TASK STATEMENT: Without the pictures, set down every line of the data exactly.

Extracted records:
»»

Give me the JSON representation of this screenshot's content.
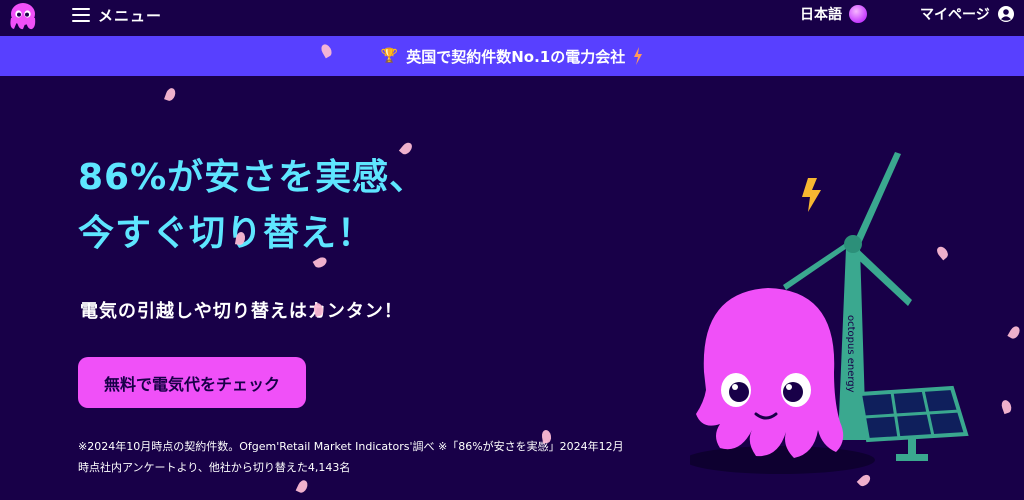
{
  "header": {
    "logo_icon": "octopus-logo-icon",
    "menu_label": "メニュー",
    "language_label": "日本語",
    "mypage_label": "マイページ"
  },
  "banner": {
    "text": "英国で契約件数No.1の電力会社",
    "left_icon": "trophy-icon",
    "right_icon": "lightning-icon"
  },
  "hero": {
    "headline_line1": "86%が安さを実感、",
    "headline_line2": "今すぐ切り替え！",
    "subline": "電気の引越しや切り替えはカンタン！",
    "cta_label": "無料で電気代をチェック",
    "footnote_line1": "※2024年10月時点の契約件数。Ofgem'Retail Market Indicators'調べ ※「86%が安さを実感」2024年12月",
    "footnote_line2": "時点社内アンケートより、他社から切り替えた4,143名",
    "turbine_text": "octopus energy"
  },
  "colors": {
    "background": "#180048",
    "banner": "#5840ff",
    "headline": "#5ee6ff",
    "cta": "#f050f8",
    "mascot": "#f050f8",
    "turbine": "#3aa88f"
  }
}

««

FULL ANSWER:
Give me the JSON representation of this screenshot's content.
{
  "header": {
    "logo_icon": "octopus-logo-icon",
    "menu_label": "メニュー",
    "language_label": "日本語",
    "mypage_label": "マイページ"
  },
  "banner": {
    "text": "英国で契約件数No.1の電力会社",
    "left_icon": "trophy-icon",
    "right_icon": "lightning-icon"
  },
  "hero": {
    "headline_line1": "86%が安さを実感、",
    "headline_line2": "今すぐ切り替え！",
    "subline": "電気の引越しや切り替えはカンタン！",
    "cta_label": "無料で電気代をチェック",
    "footnote_line1": "※2024年10月時点の契約件数。Ofgem'Retail Market Indicators'調べ ※「86%が安さを実感」2024年12月",
    "footnote_line2": "時点社内アンケートより、他社から切り替えた4,143名",
    "turbine_text": "octopus energy"
  },
  "colors": {
    "background": "#180048",
    "banner": "#5840ff",
    "headline": "#5ee6ff",
    "cta": "#f050f8",
    "mascot": "#f050f8",
    "turbine": "#3aa88f"
  }
}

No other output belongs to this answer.